Lovecraftian weirdness by the bucketful from director Alex Garland. Natalie Portman heads a team of researchers venturing into a quarantined swampland where the laws of nature have been rebuilt from the cellular level up. Mind-bending body horror, with echoes of Kubrick’s 2001: A Space Odyssey.

14. Beasts of No Nation

Cary Joji Fukunaga will shortly make his Bond debut with No Time To Die. But he was better known for directing original season of True Detective when his adaptation of Uzodinma Iweala’s Ghanian civil war novel was acquired by Netflix. It’s a nightmarish tale of child soldiers dehumanised by conflict, with Idris Elba chilling as the adult commander of the boy combatants.

13. Apostle

Netflix has been churning out serviceable horror movies for several years now. This Wicker Man updating by The Raid director Gareth Evans features the standard feral yokels, to which he brings his own innovation via oceans of gore. Dan Stevens is a naive outsider who, in 1905, travels to a remote Welsh island hoping to locate his vanished sister. He discovers a cult headed by Michael Sheen’s crazed preacherman, a whole lot of trouble and something terrible hiding in the dark.

**WRITTEN EXERCISE A**:
Write out the Netflix movie list from "14. Beasts of" up to and including "in the dark.".
**WRITTEN EXERCISE B**:
Continue the Netflix movie list, picking up right after its last sentence.
The material after the Netflix movie list is separate from it.

**Layout region records**:

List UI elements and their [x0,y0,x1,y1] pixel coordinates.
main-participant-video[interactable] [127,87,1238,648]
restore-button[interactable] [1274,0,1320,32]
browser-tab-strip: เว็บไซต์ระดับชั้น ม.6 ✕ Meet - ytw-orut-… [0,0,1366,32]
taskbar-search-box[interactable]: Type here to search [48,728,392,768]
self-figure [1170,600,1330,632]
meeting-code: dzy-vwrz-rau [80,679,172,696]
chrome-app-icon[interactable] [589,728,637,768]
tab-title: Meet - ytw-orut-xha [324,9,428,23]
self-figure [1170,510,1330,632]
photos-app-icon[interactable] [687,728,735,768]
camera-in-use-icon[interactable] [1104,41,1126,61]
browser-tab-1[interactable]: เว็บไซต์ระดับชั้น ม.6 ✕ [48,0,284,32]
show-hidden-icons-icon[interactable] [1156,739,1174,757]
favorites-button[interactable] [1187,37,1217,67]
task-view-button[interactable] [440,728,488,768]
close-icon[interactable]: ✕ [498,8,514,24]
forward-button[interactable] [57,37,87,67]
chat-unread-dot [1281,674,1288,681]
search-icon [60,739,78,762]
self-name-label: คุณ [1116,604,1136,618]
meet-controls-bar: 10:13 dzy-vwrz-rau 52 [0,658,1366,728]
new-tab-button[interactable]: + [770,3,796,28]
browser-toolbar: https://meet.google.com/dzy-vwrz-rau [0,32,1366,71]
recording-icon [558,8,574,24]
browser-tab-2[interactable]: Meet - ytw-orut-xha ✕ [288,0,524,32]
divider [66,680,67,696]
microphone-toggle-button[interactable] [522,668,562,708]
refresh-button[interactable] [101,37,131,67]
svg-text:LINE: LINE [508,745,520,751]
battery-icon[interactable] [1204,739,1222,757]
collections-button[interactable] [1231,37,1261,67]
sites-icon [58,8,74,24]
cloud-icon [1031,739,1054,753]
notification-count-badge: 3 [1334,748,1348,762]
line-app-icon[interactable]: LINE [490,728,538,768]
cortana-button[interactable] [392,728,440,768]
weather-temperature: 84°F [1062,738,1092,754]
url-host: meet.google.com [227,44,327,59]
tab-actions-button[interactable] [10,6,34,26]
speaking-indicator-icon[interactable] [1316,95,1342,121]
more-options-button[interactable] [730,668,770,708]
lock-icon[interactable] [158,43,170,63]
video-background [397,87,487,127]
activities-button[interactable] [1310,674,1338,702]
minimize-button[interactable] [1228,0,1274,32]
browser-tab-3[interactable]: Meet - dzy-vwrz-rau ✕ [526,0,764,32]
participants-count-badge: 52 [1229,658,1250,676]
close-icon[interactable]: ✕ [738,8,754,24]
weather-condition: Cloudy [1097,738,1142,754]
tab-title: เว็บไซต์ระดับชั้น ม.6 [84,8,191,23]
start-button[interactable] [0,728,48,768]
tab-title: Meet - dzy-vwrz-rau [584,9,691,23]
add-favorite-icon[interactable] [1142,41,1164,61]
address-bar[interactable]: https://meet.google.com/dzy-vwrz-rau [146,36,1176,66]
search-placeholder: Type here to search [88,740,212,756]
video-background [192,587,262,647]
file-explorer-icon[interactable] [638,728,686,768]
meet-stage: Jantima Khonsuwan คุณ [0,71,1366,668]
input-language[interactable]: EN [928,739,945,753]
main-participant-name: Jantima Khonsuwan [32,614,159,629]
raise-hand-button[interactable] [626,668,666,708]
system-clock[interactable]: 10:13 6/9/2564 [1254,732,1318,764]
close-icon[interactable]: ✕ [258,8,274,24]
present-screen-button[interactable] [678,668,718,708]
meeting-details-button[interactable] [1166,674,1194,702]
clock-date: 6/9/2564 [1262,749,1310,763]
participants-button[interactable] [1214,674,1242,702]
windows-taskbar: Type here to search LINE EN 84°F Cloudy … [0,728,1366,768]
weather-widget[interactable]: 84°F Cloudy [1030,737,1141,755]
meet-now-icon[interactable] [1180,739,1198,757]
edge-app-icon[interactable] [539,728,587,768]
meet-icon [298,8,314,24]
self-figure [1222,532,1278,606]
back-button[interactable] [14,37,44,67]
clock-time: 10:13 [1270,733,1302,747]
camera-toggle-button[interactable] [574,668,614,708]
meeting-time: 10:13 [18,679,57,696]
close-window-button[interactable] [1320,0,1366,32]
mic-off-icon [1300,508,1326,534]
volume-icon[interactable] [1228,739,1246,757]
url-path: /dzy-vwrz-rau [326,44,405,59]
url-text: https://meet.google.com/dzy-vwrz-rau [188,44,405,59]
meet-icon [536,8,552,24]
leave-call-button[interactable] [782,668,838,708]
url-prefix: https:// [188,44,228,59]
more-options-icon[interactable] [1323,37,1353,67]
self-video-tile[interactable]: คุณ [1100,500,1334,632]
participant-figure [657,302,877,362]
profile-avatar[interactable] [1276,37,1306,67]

**EXPECTED OUTPUT A**:
14. Beasts of No Nation

Cary Joji Fukunaga will shortly make his Bond debut with No Time To Die. But he was better known for directing original season of True Detective when his adaptation of Uzodinma Iweala’s Ghanian civil war novel was acquired by Netflix. It’s a nightmarish tale of child soldiers dehumanised by conflict, with Idris Elba chilling as the adult commander of the boy combatants.

13. Apostle

Netflix has been churning out serviceable horror movies for several years now. This Wicker Man updating by The Raid director Gareth Evans features the standard feral yokels, to which he brings his own innovation via oceans of gore. Dan Stevens is a naive outsider who, in 1905, travels to a remote Welsh island hoping to locate his vanished sister. He discovers a cult headed by Michael Sheen’s crazed preacherman, a whole lot of trouble and something terrible hiding in the dark.

**EXPECTED OUTPUT B**:
12. Mank

David Fincher fulfils a lifetime ambition directing a script by his father, Jack, about Golden Age Hollywood screenwriter Herman Jacob Mankiewicz. As the story begins, “Mank” is tasked by a young Orson Welles with rustling up the screenplay for Citizen Kane. But Welles and Kane largely sink into the background with the focus instead on the irascibly boozy Mankiewicz as he recovers from a car accident and dictates his treatment to secretary Rita Alexander (Lily Collins). Shot in black and white, the film mimics the staged feel of movies from the 1940s and some might find the affect (and Oldman’s mumbling, stream-of-consciousness performance) off-putting. But there’s a career-best turn from Charles Dance as media baron William Randolph Heart, the ultimate inspiration for Kane.

11. Da 5 Bloods

There is a heartbreaking cameo from the late Chadwick Boseman, who plays a US marine squad leader killed in Vietnam. In the present day, the four veterans (Delroy Lindo, Clarke Peters, Isiah Whitlock Jr, Norm Lewis) who served under him return to the scene of the war to repatriate his remains. Lee has delivered a dizzying rumination on growing old and making peace with ghosts from the past. But the soldiers are African-American and so the Da 5 Bloods also interrogates, in the year of Black Lives Matter protests, America’s racial traumas.

10. Okja

With Bong Joon-ho’s Parasite winning the Palme d’Or, what better moment to revisit his brilliantly weird and charming morality fable from 2017. Co-written with John Ronson, this is a by turns heart-warming and chilling story of a young girl (Ahn Seo-hyun) and her friendship with the titular bio-engineered super-pig. It sounds, and frequently is, bonkers but Joon-ho plays with our heartstrings as if manipulating a Stradivarius, while Tilda Swinton is outstanding as an evil tech messiah masquerading as an environmentalist.

9. The Meyerowitz Stories (New and Selected)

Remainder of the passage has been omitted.